• _WHAT YOU HAVE TO DO_
Search the material for the string "name", then return every line where it is found.

* Begin RECORDS FOR THIS EXERCISE *

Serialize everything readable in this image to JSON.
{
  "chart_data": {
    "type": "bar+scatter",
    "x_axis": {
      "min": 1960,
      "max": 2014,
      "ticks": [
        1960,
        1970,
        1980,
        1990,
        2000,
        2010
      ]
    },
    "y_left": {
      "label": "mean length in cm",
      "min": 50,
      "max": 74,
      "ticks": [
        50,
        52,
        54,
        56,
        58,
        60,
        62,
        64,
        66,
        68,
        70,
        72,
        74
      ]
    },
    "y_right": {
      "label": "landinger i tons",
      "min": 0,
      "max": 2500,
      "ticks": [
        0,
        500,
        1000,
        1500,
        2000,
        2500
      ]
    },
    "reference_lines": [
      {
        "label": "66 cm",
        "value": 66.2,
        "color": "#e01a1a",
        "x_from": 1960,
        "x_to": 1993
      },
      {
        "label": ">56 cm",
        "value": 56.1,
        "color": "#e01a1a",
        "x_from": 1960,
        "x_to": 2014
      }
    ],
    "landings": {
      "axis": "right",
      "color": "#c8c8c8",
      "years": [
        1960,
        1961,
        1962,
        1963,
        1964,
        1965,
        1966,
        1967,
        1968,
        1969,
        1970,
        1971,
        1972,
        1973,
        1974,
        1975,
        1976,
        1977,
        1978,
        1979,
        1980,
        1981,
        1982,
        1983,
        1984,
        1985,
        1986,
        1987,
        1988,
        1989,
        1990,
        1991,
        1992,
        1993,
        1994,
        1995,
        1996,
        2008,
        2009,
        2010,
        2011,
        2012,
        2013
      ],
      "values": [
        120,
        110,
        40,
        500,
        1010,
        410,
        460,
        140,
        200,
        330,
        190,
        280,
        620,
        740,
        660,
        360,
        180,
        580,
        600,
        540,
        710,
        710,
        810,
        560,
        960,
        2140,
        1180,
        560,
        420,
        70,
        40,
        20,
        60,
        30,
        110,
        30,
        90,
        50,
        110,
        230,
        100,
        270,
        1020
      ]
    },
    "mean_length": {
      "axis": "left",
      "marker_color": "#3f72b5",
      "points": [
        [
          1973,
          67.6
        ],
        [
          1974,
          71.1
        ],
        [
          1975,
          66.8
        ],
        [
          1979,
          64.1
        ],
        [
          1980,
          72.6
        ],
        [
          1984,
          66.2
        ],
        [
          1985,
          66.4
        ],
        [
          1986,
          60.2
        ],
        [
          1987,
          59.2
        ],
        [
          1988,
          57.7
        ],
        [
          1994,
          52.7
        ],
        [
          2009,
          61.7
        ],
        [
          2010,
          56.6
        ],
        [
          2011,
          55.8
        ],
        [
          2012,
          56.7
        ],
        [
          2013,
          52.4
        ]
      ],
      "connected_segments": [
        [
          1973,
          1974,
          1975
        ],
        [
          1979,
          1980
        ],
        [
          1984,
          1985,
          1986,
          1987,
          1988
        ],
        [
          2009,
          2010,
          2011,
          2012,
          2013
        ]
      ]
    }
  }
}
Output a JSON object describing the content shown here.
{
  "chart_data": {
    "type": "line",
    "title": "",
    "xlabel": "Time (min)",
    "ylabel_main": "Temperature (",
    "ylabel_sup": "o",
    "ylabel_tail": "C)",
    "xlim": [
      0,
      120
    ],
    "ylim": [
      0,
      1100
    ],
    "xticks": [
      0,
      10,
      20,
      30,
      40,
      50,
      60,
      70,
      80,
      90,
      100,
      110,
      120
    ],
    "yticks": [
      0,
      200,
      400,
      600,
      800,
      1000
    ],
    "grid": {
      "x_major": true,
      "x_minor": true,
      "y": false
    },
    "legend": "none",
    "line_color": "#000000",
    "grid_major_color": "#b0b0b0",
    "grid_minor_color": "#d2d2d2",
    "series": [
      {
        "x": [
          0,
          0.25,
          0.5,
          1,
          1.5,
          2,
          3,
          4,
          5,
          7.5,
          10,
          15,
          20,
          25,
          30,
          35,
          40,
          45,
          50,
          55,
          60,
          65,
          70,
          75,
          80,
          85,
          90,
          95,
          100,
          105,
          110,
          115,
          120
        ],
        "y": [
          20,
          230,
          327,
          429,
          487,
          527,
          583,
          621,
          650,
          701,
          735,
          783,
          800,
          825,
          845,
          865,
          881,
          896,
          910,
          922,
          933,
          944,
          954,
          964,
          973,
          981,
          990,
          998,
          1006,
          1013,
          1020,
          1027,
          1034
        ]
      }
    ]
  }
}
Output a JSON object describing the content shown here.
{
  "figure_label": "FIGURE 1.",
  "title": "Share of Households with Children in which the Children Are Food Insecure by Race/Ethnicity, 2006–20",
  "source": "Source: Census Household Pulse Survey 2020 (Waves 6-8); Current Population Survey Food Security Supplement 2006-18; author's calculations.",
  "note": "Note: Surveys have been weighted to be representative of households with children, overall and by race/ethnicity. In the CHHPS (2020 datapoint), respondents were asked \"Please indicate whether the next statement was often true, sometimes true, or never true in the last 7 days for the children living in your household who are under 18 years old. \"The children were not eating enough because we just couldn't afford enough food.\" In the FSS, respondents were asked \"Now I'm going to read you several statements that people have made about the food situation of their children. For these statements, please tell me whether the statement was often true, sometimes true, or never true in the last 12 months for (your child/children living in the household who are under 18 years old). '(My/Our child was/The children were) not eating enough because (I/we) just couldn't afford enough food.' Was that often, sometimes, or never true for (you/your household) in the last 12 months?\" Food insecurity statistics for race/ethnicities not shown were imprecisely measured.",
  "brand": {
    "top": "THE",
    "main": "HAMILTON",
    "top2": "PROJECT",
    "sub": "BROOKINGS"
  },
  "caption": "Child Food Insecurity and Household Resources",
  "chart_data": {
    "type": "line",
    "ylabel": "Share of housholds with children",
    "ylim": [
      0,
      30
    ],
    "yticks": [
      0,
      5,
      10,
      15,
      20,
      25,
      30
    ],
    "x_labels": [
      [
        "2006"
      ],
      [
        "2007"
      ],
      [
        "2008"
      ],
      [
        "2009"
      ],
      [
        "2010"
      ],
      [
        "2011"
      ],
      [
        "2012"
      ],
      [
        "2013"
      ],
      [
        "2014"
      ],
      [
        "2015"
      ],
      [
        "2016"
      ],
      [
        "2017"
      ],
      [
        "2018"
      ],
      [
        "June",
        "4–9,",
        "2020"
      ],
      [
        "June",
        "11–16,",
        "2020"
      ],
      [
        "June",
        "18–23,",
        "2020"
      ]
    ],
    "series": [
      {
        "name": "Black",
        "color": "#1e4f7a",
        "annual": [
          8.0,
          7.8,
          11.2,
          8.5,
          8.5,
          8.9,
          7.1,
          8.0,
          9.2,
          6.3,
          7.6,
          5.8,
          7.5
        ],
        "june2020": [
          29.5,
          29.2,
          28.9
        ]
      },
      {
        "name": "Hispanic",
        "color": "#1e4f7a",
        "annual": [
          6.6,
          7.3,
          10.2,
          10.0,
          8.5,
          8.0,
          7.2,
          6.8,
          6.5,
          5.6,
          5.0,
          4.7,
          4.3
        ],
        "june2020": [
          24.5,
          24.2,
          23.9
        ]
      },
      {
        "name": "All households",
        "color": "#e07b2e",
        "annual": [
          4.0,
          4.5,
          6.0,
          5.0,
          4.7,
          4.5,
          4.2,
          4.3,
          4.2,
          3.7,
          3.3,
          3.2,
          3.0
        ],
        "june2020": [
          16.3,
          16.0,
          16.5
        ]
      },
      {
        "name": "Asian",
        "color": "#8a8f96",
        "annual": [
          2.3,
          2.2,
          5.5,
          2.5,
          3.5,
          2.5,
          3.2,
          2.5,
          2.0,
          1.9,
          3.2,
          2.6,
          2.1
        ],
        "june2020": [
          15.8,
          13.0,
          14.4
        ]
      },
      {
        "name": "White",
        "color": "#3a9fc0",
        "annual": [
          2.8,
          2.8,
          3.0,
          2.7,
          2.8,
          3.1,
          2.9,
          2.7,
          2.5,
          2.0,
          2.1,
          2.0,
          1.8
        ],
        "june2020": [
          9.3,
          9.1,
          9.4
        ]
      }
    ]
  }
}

* End RECORDS FOR THIS EXERCISE *

• _EXPECTED ANSWER_
        "name": "Black",
        "name": "Hispanic",
        "name": "All households",
        "name": "Asian",
        "name": "White",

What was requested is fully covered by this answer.